— Exercise aim —
Can you write out the entries word for word, starting with the very first line and going on through the line containing "document-sheet: Наименование лекарственного", with that line included?

Element position data:
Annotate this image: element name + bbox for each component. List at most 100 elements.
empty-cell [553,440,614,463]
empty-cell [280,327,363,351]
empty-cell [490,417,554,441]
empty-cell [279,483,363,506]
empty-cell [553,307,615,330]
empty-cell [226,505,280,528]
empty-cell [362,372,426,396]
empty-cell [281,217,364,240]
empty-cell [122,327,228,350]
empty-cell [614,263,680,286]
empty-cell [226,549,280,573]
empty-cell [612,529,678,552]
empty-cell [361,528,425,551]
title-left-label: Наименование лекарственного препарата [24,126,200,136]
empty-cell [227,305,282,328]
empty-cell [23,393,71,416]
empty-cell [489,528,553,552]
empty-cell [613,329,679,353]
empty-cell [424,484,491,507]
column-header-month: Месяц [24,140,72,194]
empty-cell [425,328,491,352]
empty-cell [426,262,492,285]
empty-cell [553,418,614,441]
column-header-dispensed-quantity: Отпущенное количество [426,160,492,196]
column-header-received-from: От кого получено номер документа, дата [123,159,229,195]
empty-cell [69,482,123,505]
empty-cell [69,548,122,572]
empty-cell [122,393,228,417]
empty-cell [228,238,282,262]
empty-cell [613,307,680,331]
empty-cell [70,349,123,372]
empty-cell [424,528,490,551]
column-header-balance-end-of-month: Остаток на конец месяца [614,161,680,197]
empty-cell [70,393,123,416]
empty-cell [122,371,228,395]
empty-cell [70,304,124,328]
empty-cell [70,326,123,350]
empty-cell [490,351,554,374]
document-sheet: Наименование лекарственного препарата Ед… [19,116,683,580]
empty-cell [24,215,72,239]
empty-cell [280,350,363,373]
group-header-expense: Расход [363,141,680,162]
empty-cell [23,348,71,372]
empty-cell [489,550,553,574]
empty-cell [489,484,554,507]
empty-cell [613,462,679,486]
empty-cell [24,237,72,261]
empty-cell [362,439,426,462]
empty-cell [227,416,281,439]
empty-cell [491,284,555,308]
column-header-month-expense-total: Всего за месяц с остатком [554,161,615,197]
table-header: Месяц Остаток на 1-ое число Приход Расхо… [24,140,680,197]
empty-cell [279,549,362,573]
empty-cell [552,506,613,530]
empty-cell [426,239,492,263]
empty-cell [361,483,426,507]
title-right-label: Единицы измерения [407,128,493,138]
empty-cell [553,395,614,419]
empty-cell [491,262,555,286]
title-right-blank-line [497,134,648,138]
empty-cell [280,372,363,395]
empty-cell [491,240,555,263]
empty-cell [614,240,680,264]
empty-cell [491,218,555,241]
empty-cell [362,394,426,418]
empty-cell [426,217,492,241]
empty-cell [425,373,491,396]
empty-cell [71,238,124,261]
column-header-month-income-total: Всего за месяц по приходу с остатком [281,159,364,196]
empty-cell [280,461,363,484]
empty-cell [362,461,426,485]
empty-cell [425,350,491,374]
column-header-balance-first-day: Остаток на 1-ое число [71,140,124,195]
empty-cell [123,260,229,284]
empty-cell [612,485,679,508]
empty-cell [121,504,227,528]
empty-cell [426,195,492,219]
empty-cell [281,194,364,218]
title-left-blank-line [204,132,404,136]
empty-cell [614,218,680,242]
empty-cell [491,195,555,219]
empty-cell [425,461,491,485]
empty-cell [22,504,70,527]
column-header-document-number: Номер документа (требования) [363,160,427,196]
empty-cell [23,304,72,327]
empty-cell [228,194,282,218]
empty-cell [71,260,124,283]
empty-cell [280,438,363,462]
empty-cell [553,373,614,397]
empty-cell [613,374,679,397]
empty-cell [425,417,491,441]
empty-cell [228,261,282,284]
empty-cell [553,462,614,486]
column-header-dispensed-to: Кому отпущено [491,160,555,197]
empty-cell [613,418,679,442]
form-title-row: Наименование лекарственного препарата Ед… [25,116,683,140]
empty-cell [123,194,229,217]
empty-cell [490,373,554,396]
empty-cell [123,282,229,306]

— Result for this task —
Annotate this image: element name + bbox for each component. List at most 100 elements.
empty-cell [553,440,614,463]
empty-cell [280,327,363,351]
empty-cell [490,417,554,441]
empty-cell [279,483,363,506]
empty-cell [553,307,615,330]
empty-cell [226,505,280,528]
empty-cell [362,372,426,396]
empty-cell [281,217,364,240]
empty-cell [122,327,228,350]
empty-cell [614,263,680,286]
empty-cell [226,549,280,573]
empty-cell [612,529,678,552]
empty-cell [361,528,425,551]
title-left-label: Наименование лекарственного препарата [24,126,200,136]
empty-cell [227,305,282,328]
empty-cell [23,393,71,416]
empty-cell [489,528,553,552]
empty-cell [613,329,679,353]
empty-cell [424,484,491,507]
column-header-month: Месяц [24,140,72,194]
empty-cell [425,328,491,352]
empty-cell [426,262,492,285]
empty-cell [553,418,614,441]
column-header-dispensed-quantity: Отпущенное количество [426,160,492,196]
column-header-received-from: От кого получено номер документа, дата [123,159,229,195]
empty-cell [69,482,123,505]
empty-cell [69,548,122,572]
empty-cell [122,393,228,417]
empty-cell [228,238,282,262]
empty-cell [613,307,680,331]
empty-cell [70,349,123,372]
empty-cell [424,528,490,551]
column-header-balance-end-of-month: Остаток на конец месяца [614,161,680,197]
empty-cell [70,393,123,416]
empty-cell [122,371,228,395]
empty-cell [70,304,124,328]
empty-cell [70,326,123,350]
empty-cell [490,351,554,374]
document-sheet: Наименование лекарственного препарата Ед… [19,116,683,580]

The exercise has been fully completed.